## Exercise prompt:
Every entry below should be transcribed exactly; pictures stay out of the copy.

## Provided data:
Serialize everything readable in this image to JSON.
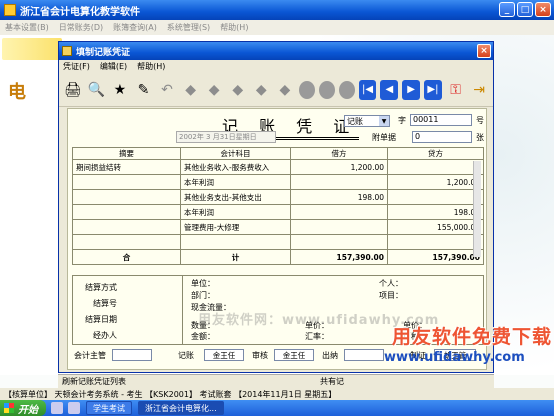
{
  "app": {
    "title": "浙江省会计电算化教学软件",
    "menu": [
      "基本设置(B)",
      "日常账务(D)",
      "账簿查询(A)",
      "系统管理(S)",
      "帮助(H)"
    ]
  },
  "dialog": {
    "title": "填制记账凭证",
    "menu": [
      "凭证(F)",
      "编辑(E)",
      "帮助(H)"
    ],
    "close_label": "×"
  },
  "voucher": {
    "heading": "记 账 凭 证",
    "type_value": "记账",
    "zi": "字",
    "number": "00011",
    "hao": "号",
    "date": "2002年 3 月31日星期日",
    "attach_label": "附单据",
    "attach_value": "0",
    "zhang": "张",
    "columns": [
      "摘要",
      "会计科目",
      "借方",
      "贷方"
    ],
    "rows": [
      {
        "summary": "期间损益结转",
        "account": "其他业务收入-服务费收入",
        "debit": "1,200.00",
        "credit": ""
      },
      {
        "summary": "",
        "account": "本年利润",
        "debit": "",
        "credit": "1,200.00"
      },
      {
        "summary": "",
        "account": "其他业务支出-其他支出",
        "debit": "198.00",
        "credit": ""
      },
      {
        "summary": "",
        "account": "本年利润",
        "debit": "",
        "credit": "198.00"
      },
      {
        "summary": "",
        "account": "管理费用-大修理",
        "debit": "",
        "credit": "155,000.00"
      },
      {
        "summary": "",
        "account": "",
        "debit": "",
        "credit": ""
      }
    ],
    "total": {
      "label1": "合",
      "label2": "计",
      "debit": "157,390.00",
      "credit": "157,390.00"
    },
    "details": {
      "settle_method": "结算方式",
      "settle_no": "结算号",
      "settle_date": "结算日期",
      "handler": "经办人",
      "unit": "单位：",
      "dept": "部门：",
      "cash_flow": "现金流量：",
      "person": "个人：",
      "project": "项目：",
      "qty": "数量：",
      "amount": "金额：",
      "price": "单价：",
      "rate": "汇率：",
      "unit_price": "单价：",
      "currency": "币种："
    },
    "signatures": {
      "supervisor": "会计主管",
      "bookkeeper": "记账",
      "bookkeeper_name": "金王任",
      "reviewer": "审核",
      "reviewer_name": "金王任",
      "cashier": "出纳",
      "maker": "制证",
      "maker_name": "胡王管"
    },
    "watermark": "用友软件网：www.ufidawhy.com"
  },
  "status": {
    "left": "刷新记账凭证列表",
    "right": "共有记"
  },
  "app_status": "【核算单位】 天顿会计考务系统 - 考生 【KSK2001】 考试账套 【2014年11月1日 星期五】",
  "brand": {
    "line1": "用友软件免费下载",
    "line2": "www.ufidawhy.com"
  },
  "taskbar": {
    "start": "开始",
    "buttons": [
      "学生考试",
      "浙江省会计电算化..."
    ]
  }
}
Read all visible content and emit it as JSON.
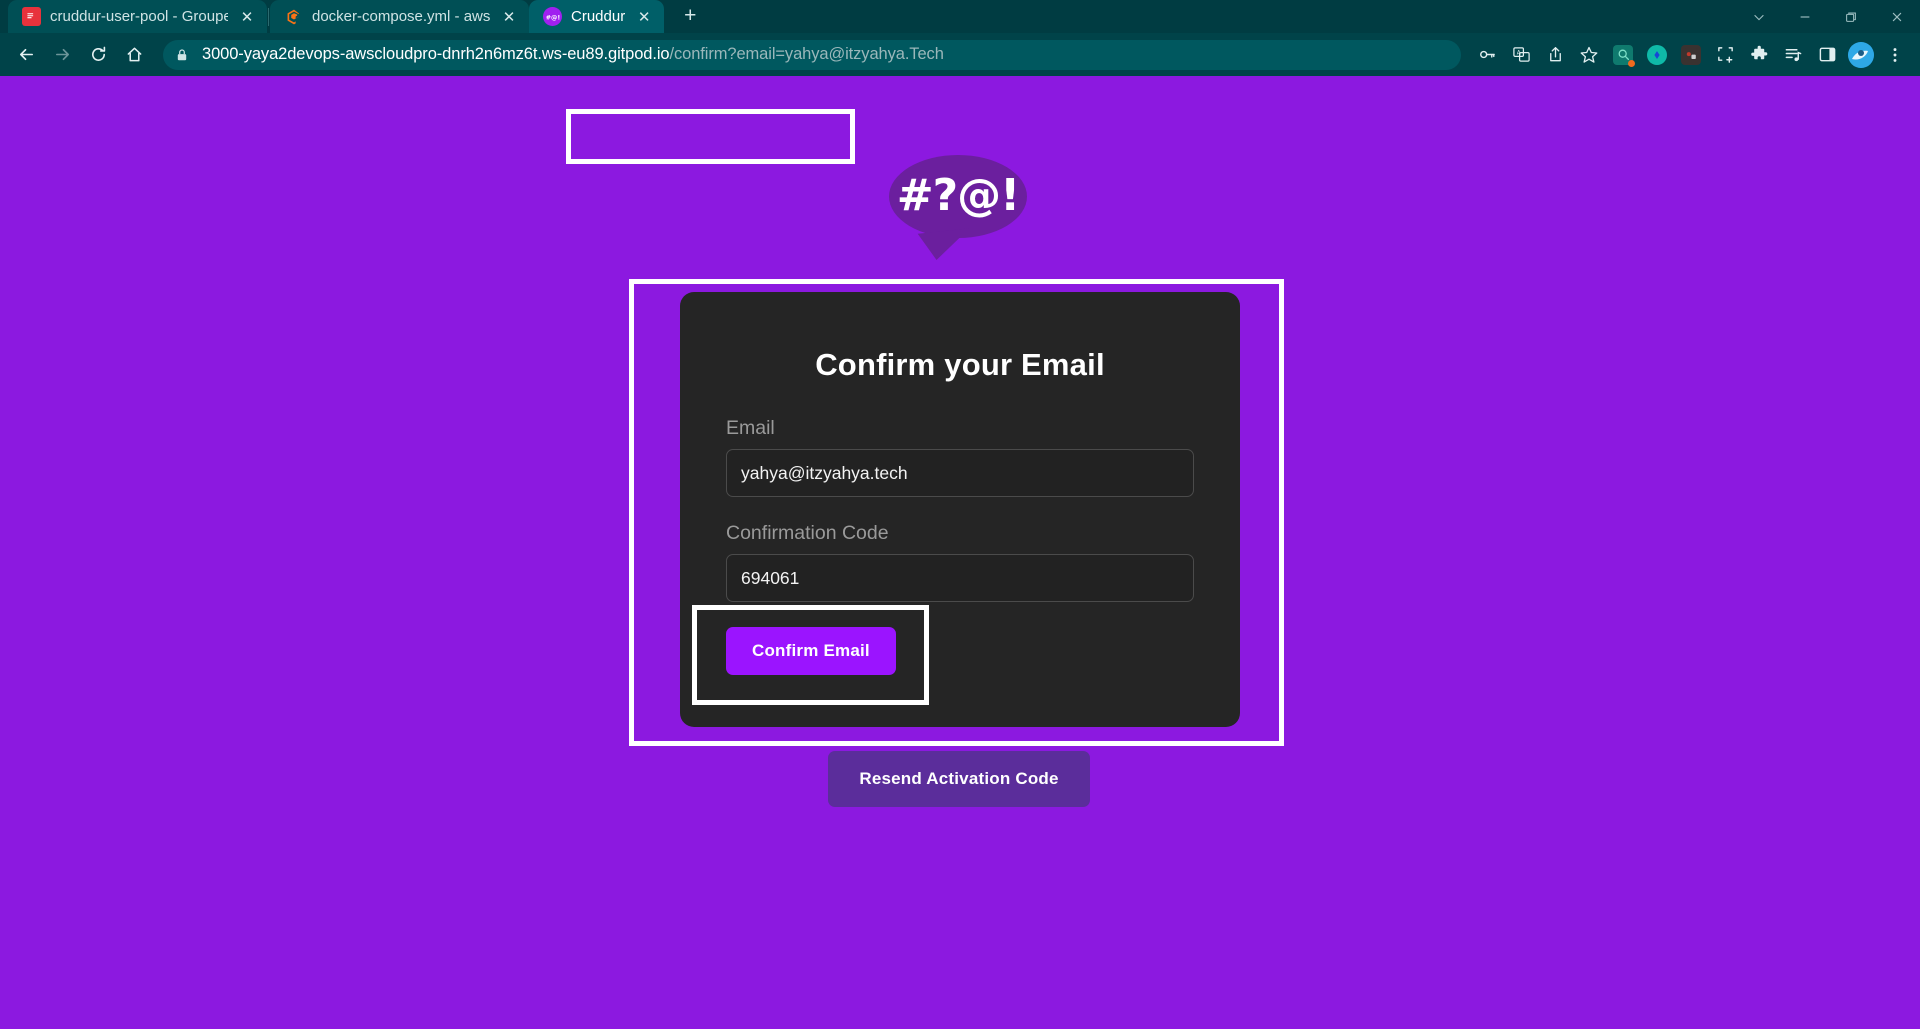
{
  "browser": {
    "tabs": [
      {
        "title": "cruddur-user-pool - Groupes d'u",
        "favicon": "aws-cognito-icon",
        "active": false,
        "close_label": "✕"
      },
      {
        "title": "docker-compose.yml - aws-cloud",
        "favicon": "gitpod-icon",
        "active": false,
        "close_label": "✕"
      },
      {
        "title": "Cruddur",
        "favicon": "cruddur-icon",
        "active": true,
        "close_label": "✕"
      }
    ],
    "new_tab_label": "+",
    "window_controls": [
      "chevron-down-icon",
      "minimize-icon",
      "maximize-icon",
      "close-icon"
    ],
    "nav": {
      "back_label": "←",
      "forward_label": "→",
      "reload_label": "⟳",
      "home_label": "⌂"
    },
    "omnibox": {
      "lock_icon": "lock-icon",
      "url_host": "3000-yaya2devops-awscloudpro-dnrh2n6mz6t.ws-eu89.gitpod.io",
      "url_path": "/confirm?email=yahya@itzyahya.Tech",
      "full_url": "3000-yaya2devops-awscloudpro-dnrh2n6mz6t.ws-eu89.gitpod.io/confirm?email=yahya@itzyahya.Tech"
    },
    "toolbar_icons": [
      "password-key-icon",
      "translate-icon",
      "share-icon",
      "bookmark-star-icon",
      "extension-search-icon",
      "extension-diamond-icon",
      "extension-recorder-icon",
      "screenshot-crop-icon",
      "extensions-puzzle-icon",
      "reading-playlist-icon",
      "side-panel-icon",
      "profile-avatar-icon",
      "chrome-menu-icon"
    ]
  },
  "page": {
    "background_color": "#8c19e0",
    "logo": {
      "name": "cruddur-speech-bubble-logo",
      "text": "#?@!",
      "bubble_color": "#6b1f9e"
    },
    "card": {
      "title": "Confirm your Email",
      "background_color": "#252525",
      "fields": [
        {
          "label": "Email",
          "value": "yahya@itzyahya.tech",
          "placeholder": "Email",
          "name": "email-field"
        },
        {
          "label": "Confirmation Code",
          "value": "694061",
          "placeholder": "Confirmation Code",
          "name": "confirmation-code-field"
        }
      ],
      "confirm_button": {
        "label": "Confirm Email",
        "color": "#9b14ff"
      }
    },
    "resend_button": {
      "label": "Resend Activation Code",
      "color": "#5b2d9b"
    },
    "annotations": [
      {
        "name": "url-highlight-box",
        "color": "#ffffff"
      },
      {
        "name": "card-highlight-box",
        "color": "#ffffff"
      },
      {
        "name": "confirm-button-highlight-box",
        "color": "#ffffff"
      }
    ]
  }
}
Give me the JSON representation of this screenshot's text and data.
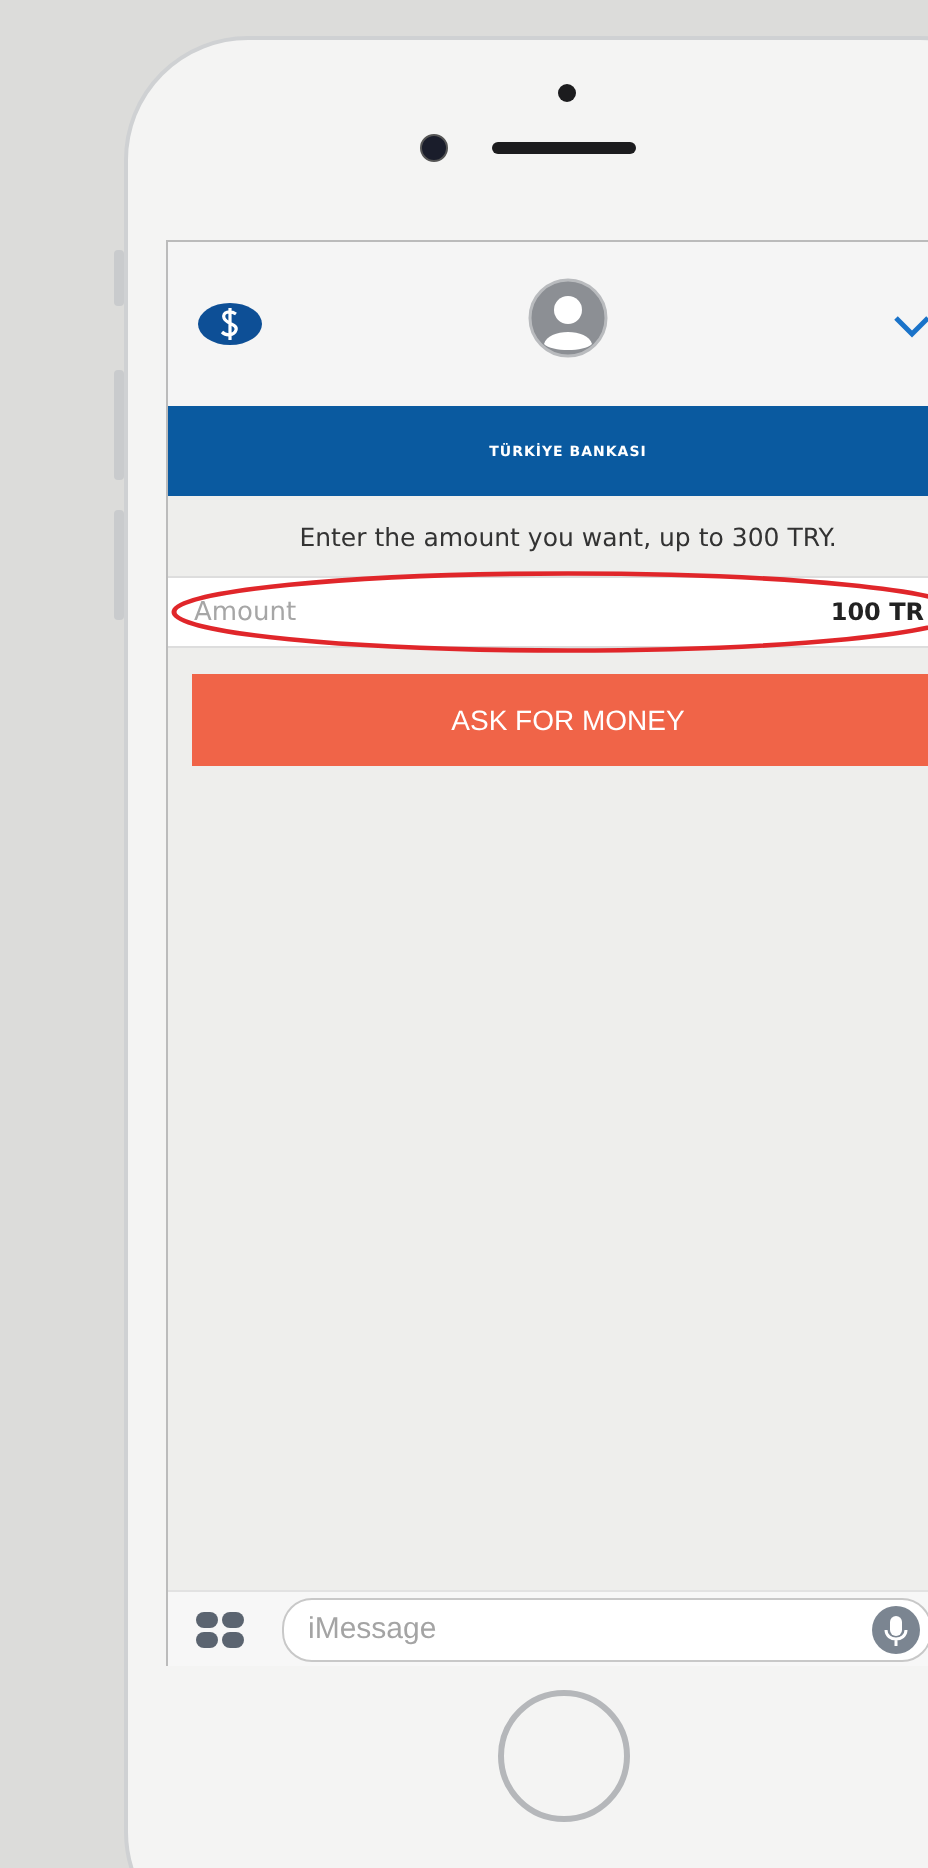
{
  "header": {
    "bank_logo": "TÜRKİYE BANKASI"
  },
  "instruction": "Enter the amount you want, up to 300 TRY.",
  "amount_field": {
    "label": "Amount",
    "value": "100 TR",
    "highlighted": true
  },
  "ask_button": "ASK FOR MONEY",
  "message_bar": {
    "placeholder": "iMessage"
  }
}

## Response below:
Serialize everything readable in this image to JSON.
{
  "app": {
    "title": "浙江省会计电算化教学软件",
    "menu": [
      "基本设置(B)",
      "日常账务(D)",
      "账簿查询(A)",
      "系统管理(S)",
      "帮助(H)"
    ]
  },
  "dialog": {
    "title": "填制记账凭证",
    "menu": [
      "凭证(F)",
      "编辑(E)",
      "帮助(H)"
    ],
    "close_label": "×"
  },
  "voucher": {
    "heading": "记 账 凭 证",
    "type_value": "记账",
    "zi": "字",
    "number": "00011",
    "hao": "号",
    "date": "2002年 3 月31日星期日",
    "attach_label": "附单据",
    "attach_value": "0",
    "zhang": "张",
    "columns": [
      "摘要",
      "会计科目",
      "借方",
      "贷方"
    ],
    "rows": [
      {
        "summary": "期间损益结转",
        "account": "其他业务收入-服务费收入",
        "debit": "1,200.00",
        "credit": ""
      },
      {
        "summary": "",
        "account": "本年利润",
        "debit": "",
        "credit": "1,200.00"
      },
      {
        "summary": "",
        "account": "其他业务支出-其他支出",
        "debit": "198.00",
        "credit": ""
      },
      {
        "summary": "",
        "account": "本年利润",
        "debit": "",
        "credit": "198.00"
      },
      {
        "summary": "",
        "account": "管理费用-大修理",
        "debit": "",
        "credit": "155,000.00"
      },
      {
        "summary": "",
        "account": "",
        "debit": "",
        "credit": ""
      }
    ],
    "total": {
      "label1": "合",
      "label2": "计",
      "debit": "157,390.00",
      "credit": "157,390.00"
    },
    "details": {
      "settle_method": "结算方式",
      "settle_no": "结算号",
      "settle_date": "结算日期",
      "handler": "经办人",
      "unit": "单位：",
      "dept": "部门：",
      "cash_flow": "现金流量：",
      "person": "个人：",
      "project": "项目：",
      "qty": "数量：",
      "amount": "金额：",
      "price": "单价：",
      "rate": "汇率：",
      "unit_price": "单价：",
      "currency": "币种："
    },
    "signatures": {
      "supervisor": "会计主管",
      "bookkeeper": "记账",
      "bookkeeper_name": "金王任",
      "reviewer": "审核",
      "reviewer_name": "金王任",
      "cashier": "出纳",
      "maker": "制证",
      "maker_name": "胡王管"
    },
    "watermark": "用友软件网：www.ufidawhy.com"
  },
  "status": {
    "left": "刷新记账凭证列表",
    "right": "共有记"
  },
  "app_status": "【核算单位】 天顿会计考务系统 - 考生 【KSK2001】 考试账套 【2014年11月1日 星期五】",
  "brand": {
    "line1": "用友软件免费下载",
    "line2": "www.ufidawhy.com"
  },
  "taskbar": {
    "start": "开始",
    "buttons": [
      "学生考试",
      "浙江省会计电算化..."
    ]
  }
}
Read all visible content and emit it as JSON.
{
  "browser": {
    "tabs": [
      {
        "title": "cruddur-user-pool - Groupes d'u",
        "favicon": "aws-cognito-icon",
        "active": false,
        "close_label": "✕"
      },
      {
        "title": "docker-compose.yml - aws-cloud",
        "favicon": "gitpod-icon",
        "active": false,
        "close_label": "✕"
      },
      {
        "title": "Cruddur",
        "favicon": "cruddur-icon",
        "active": true,
        "close_label": "✕"
      }
    ],
    "new_tab_label": "+",
    "window_controls": [
      "chevron-down-icon",
      "minimize-icon",
      "maximize-icon",
      "close-icon"
    ],
    "nav": {
      "back_label": "←",
      "forward_label": "→",
      "reload_label": "⟳",
      "home_label": "⌂"
    },
    "omnibox": {
      "lock_icon": "lock-icon",
      "url_host": "3000-yaya2devops-awscloudpro-dnrh2n6mz6t.ws-eu89.gitpod.io",
      "url_path": "/confirm?email=yahya@itzyahya.Tech",
      "full_url": "3000-yaya2devops-awscloudpro-dnrh2n6mz6t.ws-eu89.gitpod.io/confirm?email=yahya@itzyahya.Tech"
    },
    "toolbar_icons": [
      "password-key-icon",
      "translate-icon",
      "share-icon",
      "bookmark-star-icon",
      "extension-search-icon",
      "extension-diamond-icon",
      "extension-recorder-icon",
      "screenshot-crop-icon",
      "extensions-puzzle-icon",
      "reading-playlist-icon",
      "side-panel-icon",
      "profile-avatar-icon",
      "chrome-menu-icon"
    ]
  },
  "page": {
    "background_color": "#8c19e0",
    "logo": {
      "name": "cruddur-speech-bubble-logo",
      "text": "#?@!",
      "bubble_color": "#6b1f9e"
    },
    "card": {
      "title": "Confirm your Email",
      "background_color": "#252525",
      "fields": [
        {
          "label": "Email",
          "value": "yahya@itzyahya.tech",
          "placeholder": "Email",
          "name": "email-field"
        },
        {
          "label": "Confirmation Code",
          "value": "694061",
          "placeholder": "Confirmation Code",
          "name": "confirmation-code-field"
        }
      ],
      "confirm_button": {
        "label": "Confirm Email",
        "color": "#9b14ff"
      }
    },
    "resend_button": {
      "label": "Resend Activation Code",
      "color": "#5b2d9b"
    },
    "annotations": [
      {
        "name": "url-highlight-box",
        "color": "#ffffff"
      },
      {
        "name": "card-highlight-box",
        "color": "#ffffff"
      },
      {
        "name": "confirm-button-highlight-box",
        "color": "#ffffff"
      }
    ]
  }
}
Give me the JSON representation of this screenshot's text and data.
{
  "header": {
    "bank_logo": "TÜRKİYE BANKASI"
  },
  "instruction": "Enter the amount you want, up to 300 TRY.",
  "amount_field": {
    "label": "Amount",
    "value": "100 TR",
    "highlighted": true
  },
  "ask_button": "ASK FOR MONEY",
  "message_bar": {
    "placeholder": "iMessage"
  }
}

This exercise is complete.